= EXERCISE DETAILS =
Every line with the word "плоскостей" in it should be extracted from the data that follows.

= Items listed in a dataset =
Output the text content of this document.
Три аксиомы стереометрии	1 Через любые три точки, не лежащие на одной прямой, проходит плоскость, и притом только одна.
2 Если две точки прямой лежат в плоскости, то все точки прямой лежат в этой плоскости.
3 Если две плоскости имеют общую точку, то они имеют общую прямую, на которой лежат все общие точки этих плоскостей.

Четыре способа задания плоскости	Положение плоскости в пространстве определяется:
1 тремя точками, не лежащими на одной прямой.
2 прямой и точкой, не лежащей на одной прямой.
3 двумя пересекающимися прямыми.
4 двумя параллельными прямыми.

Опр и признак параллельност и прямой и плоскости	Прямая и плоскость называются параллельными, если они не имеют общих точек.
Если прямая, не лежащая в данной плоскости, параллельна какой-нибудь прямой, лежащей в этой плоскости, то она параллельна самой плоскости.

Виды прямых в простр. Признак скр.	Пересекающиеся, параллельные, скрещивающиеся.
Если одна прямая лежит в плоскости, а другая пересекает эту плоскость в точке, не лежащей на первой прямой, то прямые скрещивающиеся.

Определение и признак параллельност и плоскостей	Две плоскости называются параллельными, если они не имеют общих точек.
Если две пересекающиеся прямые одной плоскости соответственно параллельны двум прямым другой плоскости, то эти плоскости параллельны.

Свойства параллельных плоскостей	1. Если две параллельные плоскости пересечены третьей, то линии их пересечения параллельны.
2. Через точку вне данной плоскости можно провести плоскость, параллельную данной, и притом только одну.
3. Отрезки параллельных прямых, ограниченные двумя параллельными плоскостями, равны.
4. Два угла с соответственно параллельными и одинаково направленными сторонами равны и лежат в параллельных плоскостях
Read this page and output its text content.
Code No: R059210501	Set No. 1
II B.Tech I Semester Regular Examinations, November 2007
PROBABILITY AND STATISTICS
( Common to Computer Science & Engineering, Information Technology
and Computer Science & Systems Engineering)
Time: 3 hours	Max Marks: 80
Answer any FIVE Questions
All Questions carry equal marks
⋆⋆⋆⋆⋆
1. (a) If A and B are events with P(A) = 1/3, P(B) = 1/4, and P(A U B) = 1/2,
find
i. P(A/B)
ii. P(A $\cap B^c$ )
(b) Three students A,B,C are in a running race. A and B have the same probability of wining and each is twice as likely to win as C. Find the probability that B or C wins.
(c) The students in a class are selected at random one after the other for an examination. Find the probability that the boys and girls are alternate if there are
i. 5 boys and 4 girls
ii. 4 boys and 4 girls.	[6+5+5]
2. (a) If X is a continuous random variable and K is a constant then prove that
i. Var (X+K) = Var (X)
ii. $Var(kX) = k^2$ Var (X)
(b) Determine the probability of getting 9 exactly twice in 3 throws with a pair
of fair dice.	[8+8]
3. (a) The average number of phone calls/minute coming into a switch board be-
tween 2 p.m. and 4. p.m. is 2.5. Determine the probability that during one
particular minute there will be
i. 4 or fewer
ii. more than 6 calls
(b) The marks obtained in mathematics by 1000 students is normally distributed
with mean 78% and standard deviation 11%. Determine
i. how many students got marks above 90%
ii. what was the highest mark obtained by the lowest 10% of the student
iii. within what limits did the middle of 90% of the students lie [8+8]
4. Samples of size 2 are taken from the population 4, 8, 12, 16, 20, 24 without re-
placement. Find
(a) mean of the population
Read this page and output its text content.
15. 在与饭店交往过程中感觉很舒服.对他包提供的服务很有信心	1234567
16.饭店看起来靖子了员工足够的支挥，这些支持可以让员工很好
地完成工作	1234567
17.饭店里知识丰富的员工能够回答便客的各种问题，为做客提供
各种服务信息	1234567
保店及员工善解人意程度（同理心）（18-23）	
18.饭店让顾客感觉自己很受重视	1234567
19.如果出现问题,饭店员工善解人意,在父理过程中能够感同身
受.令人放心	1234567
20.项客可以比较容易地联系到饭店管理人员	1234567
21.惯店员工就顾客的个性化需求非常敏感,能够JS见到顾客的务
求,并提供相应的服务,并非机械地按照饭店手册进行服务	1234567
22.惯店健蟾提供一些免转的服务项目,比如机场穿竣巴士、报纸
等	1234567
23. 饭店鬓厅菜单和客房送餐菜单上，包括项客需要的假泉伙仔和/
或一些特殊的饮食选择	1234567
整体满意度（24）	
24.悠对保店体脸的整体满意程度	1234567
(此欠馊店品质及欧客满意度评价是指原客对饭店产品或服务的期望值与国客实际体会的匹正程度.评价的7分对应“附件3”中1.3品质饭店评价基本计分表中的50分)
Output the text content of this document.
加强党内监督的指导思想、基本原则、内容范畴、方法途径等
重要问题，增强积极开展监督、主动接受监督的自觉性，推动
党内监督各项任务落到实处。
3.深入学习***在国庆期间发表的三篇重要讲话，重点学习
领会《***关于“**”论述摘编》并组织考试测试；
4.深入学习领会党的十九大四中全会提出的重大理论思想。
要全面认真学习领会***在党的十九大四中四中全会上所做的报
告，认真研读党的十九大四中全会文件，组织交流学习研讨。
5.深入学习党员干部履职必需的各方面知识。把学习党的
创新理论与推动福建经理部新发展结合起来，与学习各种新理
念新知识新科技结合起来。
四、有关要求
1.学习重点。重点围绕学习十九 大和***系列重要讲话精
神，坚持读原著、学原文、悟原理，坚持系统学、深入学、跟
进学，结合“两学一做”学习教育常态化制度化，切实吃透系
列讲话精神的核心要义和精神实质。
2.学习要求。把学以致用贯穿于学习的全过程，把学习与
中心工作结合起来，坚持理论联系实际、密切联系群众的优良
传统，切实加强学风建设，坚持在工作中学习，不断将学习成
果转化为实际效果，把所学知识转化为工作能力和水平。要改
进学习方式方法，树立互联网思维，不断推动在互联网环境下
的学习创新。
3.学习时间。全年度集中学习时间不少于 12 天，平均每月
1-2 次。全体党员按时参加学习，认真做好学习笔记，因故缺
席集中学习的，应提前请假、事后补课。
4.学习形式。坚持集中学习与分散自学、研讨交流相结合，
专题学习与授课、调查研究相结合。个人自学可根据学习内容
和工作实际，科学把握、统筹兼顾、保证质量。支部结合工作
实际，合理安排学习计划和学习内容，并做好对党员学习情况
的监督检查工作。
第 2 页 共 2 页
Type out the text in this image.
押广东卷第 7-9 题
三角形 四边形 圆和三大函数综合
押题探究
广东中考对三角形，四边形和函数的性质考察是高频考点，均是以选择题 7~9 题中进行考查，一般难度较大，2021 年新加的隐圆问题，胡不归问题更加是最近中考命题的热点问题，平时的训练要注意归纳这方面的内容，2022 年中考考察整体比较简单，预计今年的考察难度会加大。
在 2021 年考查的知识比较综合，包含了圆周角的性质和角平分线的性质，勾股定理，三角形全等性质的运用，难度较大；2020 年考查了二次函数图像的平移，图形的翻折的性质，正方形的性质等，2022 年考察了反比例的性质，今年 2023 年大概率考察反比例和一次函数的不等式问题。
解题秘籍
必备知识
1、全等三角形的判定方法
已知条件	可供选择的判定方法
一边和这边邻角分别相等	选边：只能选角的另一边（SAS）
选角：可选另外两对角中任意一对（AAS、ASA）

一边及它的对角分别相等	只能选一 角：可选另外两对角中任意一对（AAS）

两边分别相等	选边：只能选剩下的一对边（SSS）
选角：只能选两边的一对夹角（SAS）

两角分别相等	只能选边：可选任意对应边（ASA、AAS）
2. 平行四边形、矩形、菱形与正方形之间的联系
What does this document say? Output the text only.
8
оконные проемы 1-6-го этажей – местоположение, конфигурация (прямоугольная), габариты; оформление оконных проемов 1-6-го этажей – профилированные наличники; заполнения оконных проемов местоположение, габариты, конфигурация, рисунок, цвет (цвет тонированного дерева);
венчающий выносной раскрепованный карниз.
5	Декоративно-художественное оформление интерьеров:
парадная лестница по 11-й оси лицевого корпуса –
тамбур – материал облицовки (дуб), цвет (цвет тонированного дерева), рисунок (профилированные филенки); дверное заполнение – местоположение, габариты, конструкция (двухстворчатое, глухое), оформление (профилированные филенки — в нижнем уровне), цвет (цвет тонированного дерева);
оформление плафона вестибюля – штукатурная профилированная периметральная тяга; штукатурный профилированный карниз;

= REPLY =
3 Если две плоскости имеют общую точку, то они имеют общую прямую, на которой лежат все общие точки этих плоскостей.
Определение и признак параллельност и плоскостей	Две плоскости называются параллельными, если они не имеют общих точек.
Свойства параллельных плоскостей	1. Если две параллельные плоскости пересечены третьей, то линии их пересечения параллельны.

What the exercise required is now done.